=== EXERCISE OBJECTIVE ===
In the entries below, count every line containing "Search". Reply with the number alone.

=== DATA FOR PROCESSING ===

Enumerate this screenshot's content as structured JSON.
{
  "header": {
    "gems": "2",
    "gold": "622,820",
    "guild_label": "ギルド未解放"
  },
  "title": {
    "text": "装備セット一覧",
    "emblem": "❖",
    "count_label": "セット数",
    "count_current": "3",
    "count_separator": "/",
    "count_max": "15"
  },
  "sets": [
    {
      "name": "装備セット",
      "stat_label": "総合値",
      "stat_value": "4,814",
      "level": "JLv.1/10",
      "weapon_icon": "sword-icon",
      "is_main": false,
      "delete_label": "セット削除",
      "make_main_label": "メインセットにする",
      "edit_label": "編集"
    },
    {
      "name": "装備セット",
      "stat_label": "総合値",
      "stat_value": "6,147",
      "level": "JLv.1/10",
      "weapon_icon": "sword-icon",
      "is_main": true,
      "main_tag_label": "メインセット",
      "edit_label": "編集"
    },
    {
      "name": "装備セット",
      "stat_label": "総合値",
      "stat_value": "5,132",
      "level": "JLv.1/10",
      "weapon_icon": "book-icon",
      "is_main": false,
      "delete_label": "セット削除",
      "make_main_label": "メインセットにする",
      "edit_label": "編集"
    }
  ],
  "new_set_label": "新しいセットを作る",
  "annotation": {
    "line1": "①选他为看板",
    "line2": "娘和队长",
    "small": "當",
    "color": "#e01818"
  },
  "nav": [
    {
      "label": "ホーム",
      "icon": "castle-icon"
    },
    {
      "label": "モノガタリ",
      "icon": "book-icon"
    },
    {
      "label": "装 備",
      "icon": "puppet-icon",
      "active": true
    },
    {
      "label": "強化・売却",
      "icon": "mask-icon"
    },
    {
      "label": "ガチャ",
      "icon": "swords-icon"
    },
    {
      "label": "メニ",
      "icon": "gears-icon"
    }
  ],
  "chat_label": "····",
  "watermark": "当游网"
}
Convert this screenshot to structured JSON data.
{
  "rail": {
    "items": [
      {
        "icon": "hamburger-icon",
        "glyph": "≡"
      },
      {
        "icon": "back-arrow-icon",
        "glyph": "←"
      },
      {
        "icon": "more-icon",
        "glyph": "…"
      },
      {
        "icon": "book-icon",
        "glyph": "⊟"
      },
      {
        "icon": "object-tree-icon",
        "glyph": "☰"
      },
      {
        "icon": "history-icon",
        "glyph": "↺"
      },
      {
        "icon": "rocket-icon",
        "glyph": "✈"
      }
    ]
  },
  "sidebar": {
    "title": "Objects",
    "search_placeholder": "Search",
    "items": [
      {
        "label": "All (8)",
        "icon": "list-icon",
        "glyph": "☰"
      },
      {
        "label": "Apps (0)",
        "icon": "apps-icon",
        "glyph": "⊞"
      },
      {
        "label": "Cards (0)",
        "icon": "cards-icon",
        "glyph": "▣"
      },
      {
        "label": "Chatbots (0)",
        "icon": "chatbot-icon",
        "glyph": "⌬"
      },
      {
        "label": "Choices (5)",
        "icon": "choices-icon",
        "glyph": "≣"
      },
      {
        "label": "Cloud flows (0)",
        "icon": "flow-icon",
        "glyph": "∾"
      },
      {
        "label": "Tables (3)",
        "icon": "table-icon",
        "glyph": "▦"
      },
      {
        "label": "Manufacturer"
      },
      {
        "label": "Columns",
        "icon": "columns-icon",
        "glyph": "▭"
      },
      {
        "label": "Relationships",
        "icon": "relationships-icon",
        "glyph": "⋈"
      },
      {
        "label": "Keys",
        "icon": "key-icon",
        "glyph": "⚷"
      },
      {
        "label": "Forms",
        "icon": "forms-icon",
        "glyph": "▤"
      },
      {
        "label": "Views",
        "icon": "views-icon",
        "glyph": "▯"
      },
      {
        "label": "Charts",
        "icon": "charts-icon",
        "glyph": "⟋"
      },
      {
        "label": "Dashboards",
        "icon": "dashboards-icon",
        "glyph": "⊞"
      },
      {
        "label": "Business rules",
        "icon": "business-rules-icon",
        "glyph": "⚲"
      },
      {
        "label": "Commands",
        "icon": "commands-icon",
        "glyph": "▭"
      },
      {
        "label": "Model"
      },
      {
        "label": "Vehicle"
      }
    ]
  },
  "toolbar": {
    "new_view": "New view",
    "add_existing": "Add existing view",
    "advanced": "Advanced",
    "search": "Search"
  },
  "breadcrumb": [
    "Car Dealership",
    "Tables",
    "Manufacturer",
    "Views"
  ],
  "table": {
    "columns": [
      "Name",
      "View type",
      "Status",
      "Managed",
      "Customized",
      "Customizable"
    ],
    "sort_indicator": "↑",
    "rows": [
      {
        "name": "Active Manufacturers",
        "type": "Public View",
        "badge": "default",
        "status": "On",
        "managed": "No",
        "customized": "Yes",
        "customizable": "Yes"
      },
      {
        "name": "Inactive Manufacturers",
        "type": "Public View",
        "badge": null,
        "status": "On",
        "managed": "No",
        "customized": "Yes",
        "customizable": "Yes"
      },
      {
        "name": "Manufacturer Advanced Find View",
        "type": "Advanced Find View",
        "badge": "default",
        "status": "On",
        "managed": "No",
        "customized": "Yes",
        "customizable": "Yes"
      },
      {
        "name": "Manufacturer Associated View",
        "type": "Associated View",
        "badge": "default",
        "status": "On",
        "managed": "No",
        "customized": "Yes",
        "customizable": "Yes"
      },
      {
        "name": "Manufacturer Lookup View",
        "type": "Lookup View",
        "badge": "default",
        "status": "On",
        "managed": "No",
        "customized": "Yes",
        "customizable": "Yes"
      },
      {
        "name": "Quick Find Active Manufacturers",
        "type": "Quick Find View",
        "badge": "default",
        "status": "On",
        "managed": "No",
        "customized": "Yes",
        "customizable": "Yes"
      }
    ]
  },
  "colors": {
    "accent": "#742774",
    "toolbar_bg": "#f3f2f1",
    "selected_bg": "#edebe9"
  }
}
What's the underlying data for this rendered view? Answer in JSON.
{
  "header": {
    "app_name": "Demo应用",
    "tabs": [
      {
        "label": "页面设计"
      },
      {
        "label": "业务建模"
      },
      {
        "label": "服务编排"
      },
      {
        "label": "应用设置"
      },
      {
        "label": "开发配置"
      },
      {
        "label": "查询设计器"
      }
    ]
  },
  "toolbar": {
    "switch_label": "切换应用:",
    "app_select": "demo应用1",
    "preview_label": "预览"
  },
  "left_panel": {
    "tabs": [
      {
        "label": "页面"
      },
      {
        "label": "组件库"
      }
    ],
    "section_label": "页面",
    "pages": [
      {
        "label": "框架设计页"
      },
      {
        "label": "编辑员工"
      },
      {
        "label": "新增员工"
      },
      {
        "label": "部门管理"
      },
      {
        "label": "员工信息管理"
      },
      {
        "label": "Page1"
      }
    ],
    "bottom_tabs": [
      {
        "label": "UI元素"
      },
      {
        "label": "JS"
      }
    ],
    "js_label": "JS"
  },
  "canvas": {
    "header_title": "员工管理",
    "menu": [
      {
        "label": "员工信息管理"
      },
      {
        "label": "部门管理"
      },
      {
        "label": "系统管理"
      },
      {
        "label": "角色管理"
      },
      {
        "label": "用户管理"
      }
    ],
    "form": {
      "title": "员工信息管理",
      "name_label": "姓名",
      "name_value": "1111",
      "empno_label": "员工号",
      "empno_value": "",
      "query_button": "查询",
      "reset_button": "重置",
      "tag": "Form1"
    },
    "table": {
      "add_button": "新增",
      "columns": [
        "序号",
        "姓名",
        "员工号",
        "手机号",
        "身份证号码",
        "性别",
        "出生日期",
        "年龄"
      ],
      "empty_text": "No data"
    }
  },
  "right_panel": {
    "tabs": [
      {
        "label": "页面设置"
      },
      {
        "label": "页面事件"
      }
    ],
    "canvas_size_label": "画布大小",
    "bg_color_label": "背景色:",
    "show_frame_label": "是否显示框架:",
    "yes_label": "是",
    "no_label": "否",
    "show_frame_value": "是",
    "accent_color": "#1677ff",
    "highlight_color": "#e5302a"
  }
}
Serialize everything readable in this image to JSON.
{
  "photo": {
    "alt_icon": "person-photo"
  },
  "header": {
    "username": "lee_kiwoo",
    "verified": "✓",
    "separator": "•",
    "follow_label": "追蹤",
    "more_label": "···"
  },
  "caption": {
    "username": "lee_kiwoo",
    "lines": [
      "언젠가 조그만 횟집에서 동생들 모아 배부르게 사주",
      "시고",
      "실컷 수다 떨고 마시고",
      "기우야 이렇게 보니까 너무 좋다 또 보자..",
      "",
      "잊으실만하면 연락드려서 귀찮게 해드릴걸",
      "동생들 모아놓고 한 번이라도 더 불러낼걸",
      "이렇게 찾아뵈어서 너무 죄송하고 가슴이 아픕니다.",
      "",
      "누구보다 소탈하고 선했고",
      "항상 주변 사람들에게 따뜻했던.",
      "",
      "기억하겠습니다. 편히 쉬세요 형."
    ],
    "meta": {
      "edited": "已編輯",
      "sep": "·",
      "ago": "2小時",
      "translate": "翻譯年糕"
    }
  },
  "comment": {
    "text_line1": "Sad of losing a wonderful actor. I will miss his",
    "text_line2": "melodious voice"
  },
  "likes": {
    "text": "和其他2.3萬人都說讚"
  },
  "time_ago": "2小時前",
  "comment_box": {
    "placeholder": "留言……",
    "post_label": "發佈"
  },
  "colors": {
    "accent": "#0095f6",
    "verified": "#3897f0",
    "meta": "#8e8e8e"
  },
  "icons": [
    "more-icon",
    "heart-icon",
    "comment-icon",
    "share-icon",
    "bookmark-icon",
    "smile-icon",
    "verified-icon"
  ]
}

=== ANSWER TO THE TASK ===
2